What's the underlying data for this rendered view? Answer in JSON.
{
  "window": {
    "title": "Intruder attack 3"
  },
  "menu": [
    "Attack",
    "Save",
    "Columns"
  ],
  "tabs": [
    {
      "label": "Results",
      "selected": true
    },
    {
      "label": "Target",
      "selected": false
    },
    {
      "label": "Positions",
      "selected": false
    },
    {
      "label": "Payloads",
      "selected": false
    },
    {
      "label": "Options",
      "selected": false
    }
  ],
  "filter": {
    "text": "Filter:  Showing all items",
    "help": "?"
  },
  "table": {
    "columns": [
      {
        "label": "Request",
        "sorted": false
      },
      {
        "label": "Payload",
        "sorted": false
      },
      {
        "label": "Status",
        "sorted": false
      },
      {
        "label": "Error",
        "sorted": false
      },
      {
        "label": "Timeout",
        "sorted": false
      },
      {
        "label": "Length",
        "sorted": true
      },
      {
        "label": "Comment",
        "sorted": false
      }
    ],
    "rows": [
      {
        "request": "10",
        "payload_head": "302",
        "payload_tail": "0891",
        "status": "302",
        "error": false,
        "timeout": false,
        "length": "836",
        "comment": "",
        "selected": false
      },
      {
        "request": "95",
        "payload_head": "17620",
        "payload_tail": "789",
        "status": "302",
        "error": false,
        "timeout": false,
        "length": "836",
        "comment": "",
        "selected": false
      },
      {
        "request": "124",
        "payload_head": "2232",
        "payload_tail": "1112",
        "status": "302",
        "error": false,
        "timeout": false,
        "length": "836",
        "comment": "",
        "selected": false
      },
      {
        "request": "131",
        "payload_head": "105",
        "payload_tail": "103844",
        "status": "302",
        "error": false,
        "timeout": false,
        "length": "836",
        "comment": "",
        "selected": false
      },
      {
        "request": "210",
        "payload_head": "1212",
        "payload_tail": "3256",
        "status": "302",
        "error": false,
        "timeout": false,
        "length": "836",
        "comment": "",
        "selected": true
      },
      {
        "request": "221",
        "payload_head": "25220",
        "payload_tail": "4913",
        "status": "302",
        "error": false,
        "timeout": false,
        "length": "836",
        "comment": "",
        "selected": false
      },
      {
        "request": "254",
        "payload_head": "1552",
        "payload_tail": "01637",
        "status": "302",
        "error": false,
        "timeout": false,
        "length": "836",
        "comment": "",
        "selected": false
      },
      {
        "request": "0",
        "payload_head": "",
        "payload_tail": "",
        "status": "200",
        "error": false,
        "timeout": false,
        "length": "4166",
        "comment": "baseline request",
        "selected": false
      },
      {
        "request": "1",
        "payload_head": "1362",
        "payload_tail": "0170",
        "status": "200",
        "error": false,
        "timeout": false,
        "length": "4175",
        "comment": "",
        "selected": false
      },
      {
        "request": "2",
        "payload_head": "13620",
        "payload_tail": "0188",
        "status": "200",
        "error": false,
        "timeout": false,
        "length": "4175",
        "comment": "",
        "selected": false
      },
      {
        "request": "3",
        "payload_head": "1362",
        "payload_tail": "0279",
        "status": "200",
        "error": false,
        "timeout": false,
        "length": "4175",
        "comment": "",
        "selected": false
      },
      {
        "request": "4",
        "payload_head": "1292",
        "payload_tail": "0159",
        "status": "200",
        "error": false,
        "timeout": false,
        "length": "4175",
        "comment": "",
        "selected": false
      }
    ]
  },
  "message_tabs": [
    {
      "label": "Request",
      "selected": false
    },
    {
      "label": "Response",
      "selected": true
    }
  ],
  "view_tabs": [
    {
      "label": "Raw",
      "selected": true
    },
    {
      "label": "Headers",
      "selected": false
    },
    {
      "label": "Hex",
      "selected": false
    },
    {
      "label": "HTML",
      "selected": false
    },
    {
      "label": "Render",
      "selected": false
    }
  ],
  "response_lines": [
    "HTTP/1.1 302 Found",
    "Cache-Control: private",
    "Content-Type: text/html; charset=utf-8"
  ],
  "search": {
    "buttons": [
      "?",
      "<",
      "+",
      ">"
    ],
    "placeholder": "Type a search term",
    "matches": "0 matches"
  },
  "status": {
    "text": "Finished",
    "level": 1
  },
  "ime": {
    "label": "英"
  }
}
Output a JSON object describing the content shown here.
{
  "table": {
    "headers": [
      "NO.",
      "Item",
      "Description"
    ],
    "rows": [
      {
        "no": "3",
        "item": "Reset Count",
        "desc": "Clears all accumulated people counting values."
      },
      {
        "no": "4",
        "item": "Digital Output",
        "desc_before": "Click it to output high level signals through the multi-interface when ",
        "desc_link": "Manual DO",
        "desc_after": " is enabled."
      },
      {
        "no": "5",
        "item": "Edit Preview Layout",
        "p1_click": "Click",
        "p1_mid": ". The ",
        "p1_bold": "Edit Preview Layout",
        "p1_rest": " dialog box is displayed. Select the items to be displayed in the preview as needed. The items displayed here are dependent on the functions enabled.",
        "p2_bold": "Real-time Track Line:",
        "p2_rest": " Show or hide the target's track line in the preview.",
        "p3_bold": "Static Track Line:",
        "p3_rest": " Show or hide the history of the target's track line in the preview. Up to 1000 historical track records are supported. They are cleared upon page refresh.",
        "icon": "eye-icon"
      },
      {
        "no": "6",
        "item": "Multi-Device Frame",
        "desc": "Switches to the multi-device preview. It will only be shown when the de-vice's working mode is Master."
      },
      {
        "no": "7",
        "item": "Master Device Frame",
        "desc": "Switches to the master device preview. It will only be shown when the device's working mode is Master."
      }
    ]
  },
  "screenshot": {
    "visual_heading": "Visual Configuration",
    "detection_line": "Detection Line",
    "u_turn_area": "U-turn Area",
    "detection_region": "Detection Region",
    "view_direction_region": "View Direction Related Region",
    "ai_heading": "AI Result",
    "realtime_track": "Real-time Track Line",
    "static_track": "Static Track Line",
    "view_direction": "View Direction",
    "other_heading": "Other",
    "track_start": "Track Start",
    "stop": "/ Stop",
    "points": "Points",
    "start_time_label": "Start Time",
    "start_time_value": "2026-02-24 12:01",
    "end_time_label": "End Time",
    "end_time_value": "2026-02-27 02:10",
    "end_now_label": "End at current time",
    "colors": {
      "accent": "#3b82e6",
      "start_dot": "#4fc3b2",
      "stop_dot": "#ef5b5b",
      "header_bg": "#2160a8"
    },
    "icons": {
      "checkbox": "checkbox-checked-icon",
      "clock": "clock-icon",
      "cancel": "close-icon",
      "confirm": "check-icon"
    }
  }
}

══════════════════════════════

-- TASK DESCRIPTION --
Find and copy every line in the entries above where the string "Direction" occurs.

-- SOLUTION FOR THIS EXERCISE --
    "view_direction_region": "View Direction Related Region",
    "view_direction": "View Direction",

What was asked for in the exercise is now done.